▶ _EXERCISE REQUIREMENTS_
Each entry below should be returned exactly as is, with the pictures removed.

▶ _MATERIAL PROVIDED_
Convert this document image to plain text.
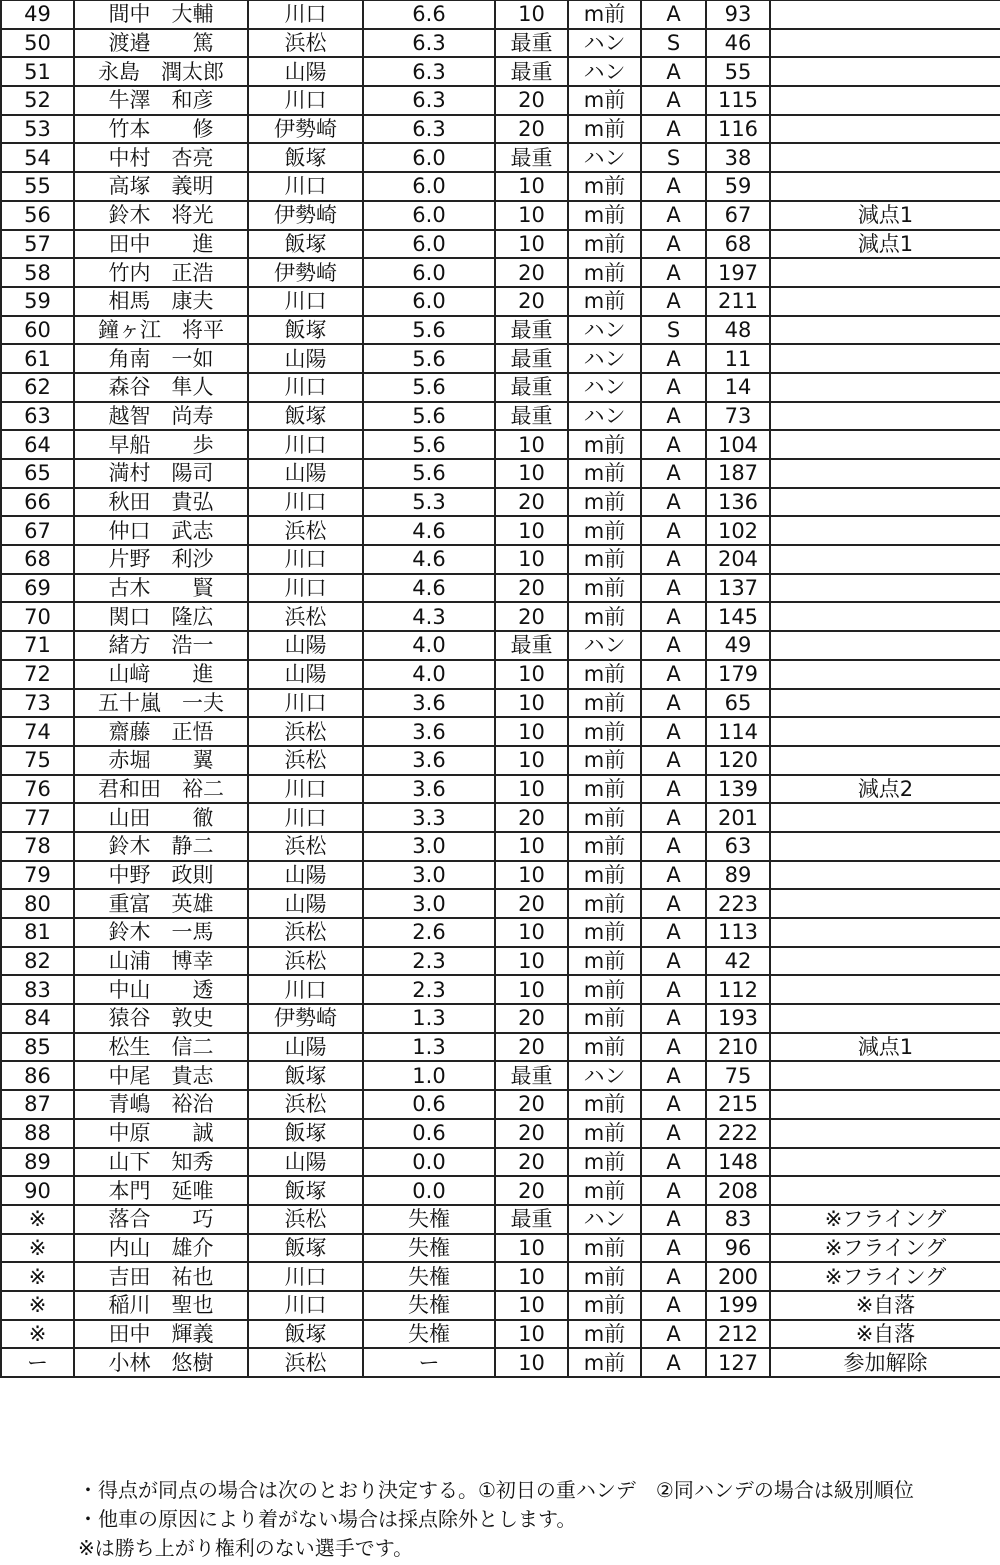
49	間中　大輔	川口	6.6	10	m前	A	93	
50	渡邉　　篤	浜松	6.3	最重	ハン	S	46	
51	永島　潤太郎	山陽	6.3	最重	ハン	A	55	
52	牛澤　和彦	川口	6.3	20	m前	A	115	
53	竹本　　修	伊勢崎	6.3	20	m前	A	116	
54	中村　杏亮	飯塚	6.0	最重	ハン	S	38	
55	高塚　義明	川口	6.0	10	m前	A	59	
56	鈴木　将光	伊勢崎	6.0	10	m前	A	67	減点1
57	田中　　進	飯塚	6.0	10	m前	A	68	減点1
58	竹内　正浩	伊勢崎	6.0	20	m前	A	197	
59	相馬　康夫	川口	6.0	20	m前	A	211	
60	鐘ヶ江　将平	飯塚	5.6	最重	ハン	S	48	
61	角南　一如	山陽	5.6	最重	ハン	A	11	
62	森谷　隼人	川口	5.6	最重	ハン	A	14	
63	越智　尚寿	飯塚	5.6	最重	ハン	A	73	
64	早船　　歩	川口	5.6	10	m前	A	104	
65	満村　陽司	山陽	5.6	10	m前	A	187	
66	秋田　貴弘	川口	5.3	20	m前	A	136	
67	仲口　武志	浜松	4.6	10	m前	A	102	
68	片野　利沙	川口	4.6	10	m前	A	204	
69	古木　　賢	川口	4.6	20	m前	A	137	
70	関口　隆広	浜松	4.3	20	m前	A	145	
71	緒方　浩一	山陽	4.0	最重	ハン	A	49	
72	山﨑　　進	山陽	4.0	10	m前	A	179	
73	五十嵐　一夫	川口	3.6	10	m前	A	65	
74	齋藤　正悟	浜松	3.6	10	m前	A	114	
75	赤堀　　翼	浜松	3.6	10	m前	A	120	
76	君和田　裕二	川口	3.6	10	m前	A	139	減点2
77	山田　　徹	川口	3.3	20	m前	A	201	
78	鈴木　静二	浜松	3.0	10	m前	A	63	
79	中野　政則	山陽	3.0	10	m前	A	89	
80	重富　英雄	山陽	3.0	20	m前	A	223	
81	鈴木　一馬	浜松	2.6	10	m前	A	113	
82	山浦　博幸	浜松	2.3	10	m前	A	42	
83	中山　　透	川口	2.3	10	m前	A	112	
84	猿谷　敦史	伊勢崎	1.3	20	m前	A	193	
85	松生　信二	山陽	1.3	20	m前	A	210	減点1
86	中尾　貴志	飯塚	1.0	最重	ハン	A	75	
87	青嶋　裕治	浜松	0.6	20	m前	A	215	
88	中原　　誠	飯塚	0.6	20	m前	A	222	
89	山下　知秀	山陽	0.0	20	m前	A	148	
90	本門　延唯	飯塚	0.0	20	m前	A	208	
※	落合　　巧	浜松	失権	最重	ハン	A	83	※フライング
※	内山　雄介	飯塚	失権	10	m前	A	96	※フライング
※	吉田　祐也	川口	失権	10	m前	A	200	※フライング
※	稲川　聖也	川口	失権	10	m前	A	199	※自落
※	田中　輝義	飯塚	失権	10	m前	A	212	※自落
ー	小林　悠樹	浜松	ー	10	m前	A	127	参加解除
・得点が同点の場合は次のとおり決定する。①初日の重ハンデ　②同ハンデの場合は級別順位
・他車の原因により着がない場合は採点除外とします。
※は勝ち上がり権利のない選手です。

▶ _WORKED ANSWER_
Convert this document image to plain text.
49	間中　大輔	川口	6.6	10	m前	A	93	
50	渡邉　　篤	浜松	6.3	最重	ハン	S	46	
51	永島　潤太郎	山陽	6.3	最重	ハン	A	55	
52	牛澤　和彦	川口	6.3	20	m前	A	115	
53	竹本　　修	伊勢崎	6.3	20	m前	A	116	
54	中村　杏亮	飯塚	6.0	最重	ハン	S	38	
55	高塚　義明	川口	6.0	10	m前	A	59	
56	鈴木　将光	伊勢崎	6.0	10	m前	A	67	減点1
57	田中　　進	飯塚	6.0	10	m前	A	68	減点1
58	竹内　正浩	伊勢崎	6.0	20	m前	A	197	
59	相馬　康夫	川口	6.0	20	m前	A	211	
60	鐘ヶ江　将平	飯塚	5.6	最重	ハン	S	48	
61	角南　一如	山陽	5.6	最重	ハン	A	11	
62	森谷　隼人	川口	5.6	最重	ハン	A	14	
63	越智　尚寿	飯塚	5.6	最重	ハン	A	73	
64	早船　　歩	川口	5.6	10	m前	A	104	
65	満村　陽司	山陽	5.6	10	m前	A	187	
66	秋田　貴弘	川口	5.3	20	m前	A	136	
67	仲口　武志	浜松	4.6	10	m前	A	102	
68	片野　利沙	川口	4.6	10	m前	A	204	
69	古木　　賢	川口	4.6	20	m前	A	137	
70	関口　隆広	浜松	4.3	20	m前	A	145	
71	緒方　浩一	山陽	4.0	最重	ハン	A	49	
72	山﨑　　進	山陽	4.0	10	m前	A	179	
73	五十嵐　一夫	川口	3.6	10	m前	A	65	
74	齋藤　正悟	浜松	3.6	10	m前	A	114	
75	赤堀　　翼	浜松	3.6	10	m前	A	120	
76	君和田　裕二	川口	3.6	10	m前	A	139	減点2
77	山田　　徹	川口	3.3	20	m前	A	201	
78	鈴木　静二	浜松	3.0	10	m前	A	63	
79	中野　政則	山陽	3.0	10	m前	A	89	
80	重富　英雄	山陽	3.0	20	m前	A	223	
81	鈴木　一馬	浜松	2.6	10	m前	A	113	
82	山浦　博幸	浜松	2.3	10	m前	A	42	
83	中山　　透	川口	2.3	10	m前	A	112	
84	猿谷　敦史	伊勢崎	1.3	20	m前	A	193	
85	松生　信二	山陽	1.3	20	m前	A	210	減点1
86	中尾　貴志	飯塚	1.0	最重	ハン	A	75	
87	青嶋　裕治	浜松	0.6	20	m前	A	215	
88	中原　　誠	飯塚	0.6	20	m前	A	222	
89	山下　知秀	山陽	0.0	20	m前	A	148	
90	本門　延唯	飯塚	0.0	20	m前	A	208	
※	落合　　巧	浜松	失権	最重	ハン	A	83	※フライング
※	内山　雄介	飯塚	失権	10	m前	A	96	※フライング
※	吉田　祐也	川口	失権	10	m前	A	200	※フライング
※	稲川　聖也	川口	失権	10	m前	A	199	※自落
※	田中　輝義	飯塚	失権	10	m前	A	212	※自落
ー	小林　悠樹	浜松	ー	10	m前	A	127	参加解除
・得点が同点の場合は次のとおり決定する。①初日の重ハンデ　②同ハンデの場合は級別順位
・他車の原因により着がない場合は採点除外とします。
※は勝ち上がり権利のない選手です。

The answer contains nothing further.